╔══

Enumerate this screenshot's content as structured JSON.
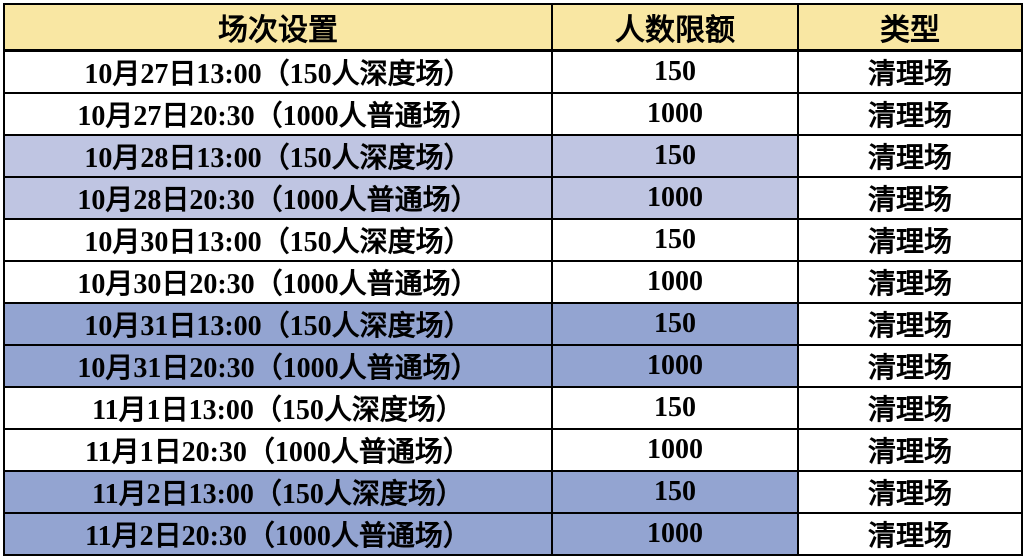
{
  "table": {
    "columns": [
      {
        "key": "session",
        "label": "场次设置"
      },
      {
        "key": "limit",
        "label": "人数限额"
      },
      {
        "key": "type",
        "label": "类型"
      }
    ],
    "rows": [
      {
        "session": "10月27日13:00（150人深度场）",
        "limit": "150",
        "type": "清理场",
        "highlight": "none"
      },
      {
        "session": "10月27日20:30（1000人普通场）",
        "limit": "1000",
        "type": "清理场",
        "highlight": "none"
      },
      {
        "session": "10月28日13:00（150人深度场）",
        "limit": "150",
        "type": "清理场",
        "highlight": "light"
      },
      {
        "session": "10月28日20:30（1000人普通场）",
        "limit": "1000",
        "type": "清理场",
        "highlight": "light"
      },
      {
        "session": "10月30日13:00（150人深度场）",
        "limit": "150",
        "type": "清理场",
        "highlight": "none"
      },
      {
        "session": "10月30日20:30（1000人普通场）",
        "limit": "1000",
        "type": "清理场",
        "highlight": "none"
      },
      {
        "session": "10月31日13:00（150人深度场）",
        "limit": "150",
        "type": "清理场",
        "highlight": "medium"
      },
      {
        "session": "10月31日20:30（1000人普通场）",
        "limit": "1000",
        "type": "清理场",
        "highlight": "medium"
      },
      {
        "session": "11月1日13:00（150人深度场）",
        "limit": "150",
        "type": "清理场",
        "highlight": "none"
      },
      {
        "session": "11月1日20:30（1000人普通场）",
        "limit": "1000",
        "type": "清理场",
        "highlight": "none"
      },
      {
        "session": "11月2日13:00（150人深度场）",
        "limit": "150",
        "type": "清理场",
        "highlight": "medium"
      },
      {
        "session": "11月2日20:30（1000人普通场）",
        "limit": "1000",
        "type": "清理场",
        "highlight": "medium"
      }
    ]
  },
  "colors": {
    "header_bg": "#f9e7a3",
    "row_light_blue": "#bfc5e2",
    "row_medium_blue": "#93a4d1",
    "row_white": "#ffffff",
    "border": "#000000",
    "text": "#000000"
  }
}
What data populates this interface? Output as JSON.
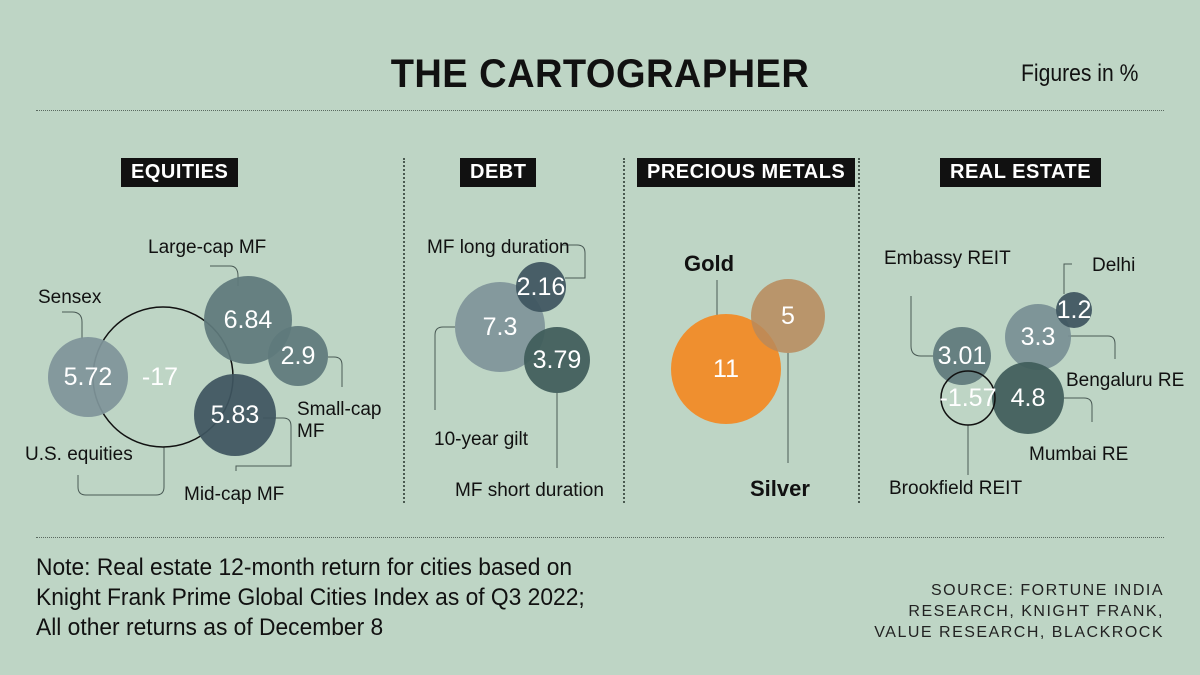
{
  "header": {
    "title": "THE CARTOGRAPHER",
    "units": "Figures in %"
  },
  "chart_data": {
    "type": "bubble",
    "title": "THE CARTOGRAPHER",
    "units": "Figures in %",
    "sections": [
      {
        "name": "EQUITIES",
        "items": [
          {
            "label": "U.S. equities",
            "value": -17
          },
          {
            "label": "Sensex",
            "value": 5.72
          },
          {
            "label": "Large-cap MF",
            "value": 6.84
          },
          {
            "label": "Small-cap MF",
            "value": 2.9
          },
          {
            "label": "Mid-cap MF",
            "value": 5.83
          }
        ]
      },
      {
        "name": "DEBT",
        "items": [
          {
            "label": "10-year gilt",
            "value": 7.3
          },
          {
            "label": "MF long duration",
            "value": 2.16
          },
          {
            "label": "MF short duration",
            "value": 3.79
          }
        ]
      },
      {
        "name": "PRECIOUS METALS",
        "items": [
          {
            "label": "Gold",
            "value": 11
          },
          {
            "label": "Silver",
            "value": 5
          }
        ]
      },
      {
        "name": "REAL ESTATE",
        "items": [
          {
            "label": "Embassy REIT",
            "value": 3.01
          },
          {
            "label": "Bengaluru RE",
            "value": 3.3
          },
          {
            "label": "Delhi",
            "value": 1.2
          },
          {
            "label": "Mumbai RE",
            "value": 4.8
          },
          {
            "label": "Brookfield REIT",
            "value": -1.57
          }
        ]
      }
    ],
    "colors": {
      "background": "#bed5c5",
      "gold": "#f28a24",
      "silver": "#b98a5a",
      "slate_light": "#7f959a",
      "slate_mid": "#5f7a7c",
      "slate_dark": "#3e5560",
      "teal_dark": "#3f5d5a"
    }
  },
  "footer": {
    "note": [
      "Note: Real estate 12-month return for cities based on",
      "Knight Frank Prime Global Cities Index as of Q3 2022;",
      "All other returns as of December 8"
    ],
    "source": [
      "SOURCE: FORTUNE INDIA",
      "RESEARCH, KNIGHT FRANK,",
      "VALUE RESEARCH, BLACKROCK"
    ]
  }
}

╚══

• [Work to be completed] Make an exact copy of all the material, but keep the pictures out of it.

• [Result below]
Enumerate this screenshot's content as structured JSON.
{
  "table": {
    "columns": [
      {
        "key": "session",
        "label": "场次设置"
      },
      {
        "key": "limit",
        "label": "人数限额"
      },
      {
        "key": "type",
        "label": "类型"
      }
    ],
    "rows": [
      {
        "session": "10月27日13:00（150人深度场）",
        "limit": "150",
        "type": "清理场",
        "highlight": "none"
      },
      {
        "session": "10月27日20:30（1000人普通场）",
        "limit": "1000",
        "type": "清理场",
        "highlight": "none"
      },
      {
        "session": "10月28日13:00（150人深度场）",
        "limit": "150",
        "type": "清理场",
        "highlight": "light"
      },
      {
        "session": "10月28日20:30（1000人普通场）",
        "limit": "1000",
        "type": "清理场",
        "highlight": "light"
      },
      {
        "session": "10月30日13:00（150人深度场）",
        "limit": "150",
        "type": "清理场",
        "highlight": "none"
      },
      {
        "session": "10月30日20:30（1000人普通场）",
        "limit": "1000",
        "type": "清理场",
        "highlight": "none"
      },
      {
        "session": "10月31日13:00（150人深度场）",
        "limit": "150",
        "type": "清理场",
        "highlight": "medium"
      },
      {
        "session": "10月31日20:30（1000人普通场）",
        "limit": "1000",
        "type": "清理场",
        "highlight": "medium"
      },
      {
        "session": "11月1日13:00（150人深度场）",
        "limit": "150",
        "type": "清理场",
        "highlight": "none"
      },
      {
        "session": "11月1日20:30（1000人普通场）",
        "limit": "1000",
        "type": "清理场",
        "highlight": "none"
      },
      {
        "session": "11月2日13:00（150人深度场）",
        "limit": "150",
        "type": "清理场",
        "highlight": "medium"
      },
      {
        "session": "11月2日20:30（1000人普通场）",
        "limit": "1000",
        "type": "清理场",
        "highlight": "medium"
      }
    ]
  },
  "colors": {
    "header_bg": "#f9e7a3",
    "row_light_blue": "#bfc5e2",
    "row_medium_blue": "#93a4d1",
    "row_white": "#ffffff",
    "border": "#000000",
    "text": "#000000"
  }
}
What data populates this interface? Output as JSON.
{
  "header": {
    "title": "THE CARTOGRAPHER",
    "units": "Figures in %"
  },
  "chart_data": {
    "type": "bubble",
    "title": "THE CARTOGRAPHER",
    "units": "Figures in %",
    "sections": [
      {
        "name": "EQUITIES",
        "items": [
          {
            "label": "U.S. equities",
            "value": -17
          },
          {
            "label": "Sensex",
            "value": 5.72
          },
          {
            "label": "Large-cap MF",
            "value": 6.84
          },
          {
            "label": "Small-cap MF",
            "value": 2.9
          },
          {
            "label": "Mid-cap MF",
            "value": 5.83
          }
        ]
      },
      {
        "name": "DEBT",
        "items": [
          {
            "label": "10-year gilt",
            "value": 7.3
          },
          {
            "label": "MF long duration",
            "value": 2.16
          },
          {
            "label": "MF short duration",
            "value": 3.79
          }
        ]
      },
      {
        "name": "PRECIOUS METALS",
        "items": [
          {
            "label": "Gold",
            "value": 11
          },
          {
            "label": "Silver",
            "value": 5
          }
        ]
      },
      {
        "name": "REAL ESTATE",
        "items": [
          {
            "label": "Embassy REIT",
            "value": 3.01
          },
          {
            "label": "Bengaluru RE",
            "value": 3.3
          },
          {
            "label": "Delhi",
            "value": 1.2
          },
          {
            "label": "Mumbai RE",
            "value": 4.8
          },
          {
            "label": "Brookfield REIT",
            "value": -1.57
          }
        ]
      }
    ],
    "colors": {
      "background": "#bed5c5",
      "gold": "#f28a24",
      "silver": "#b98a5a",
      "slate_light": "#7f959a",
      "slate_mid": "#5f7a7c",
      "slate_dark": "#3e5560",
      "teal_dark": "#3f5d5a"
    }
  },
  "footer": {
    "note": [
      "Note: Real estate 12-month return for cities based on",
      "Knight Frank Prime Global Cities Index as of Q3 2022;",
      "All other returns as of December 8"
    ],
    "source": [
      "SOURCE: FORTUNE INDIA",
      "RESEARCH, KNIGHT FRANK,",
      "VALUE RESEARCH, BLACKROCK"
    ]
  }
}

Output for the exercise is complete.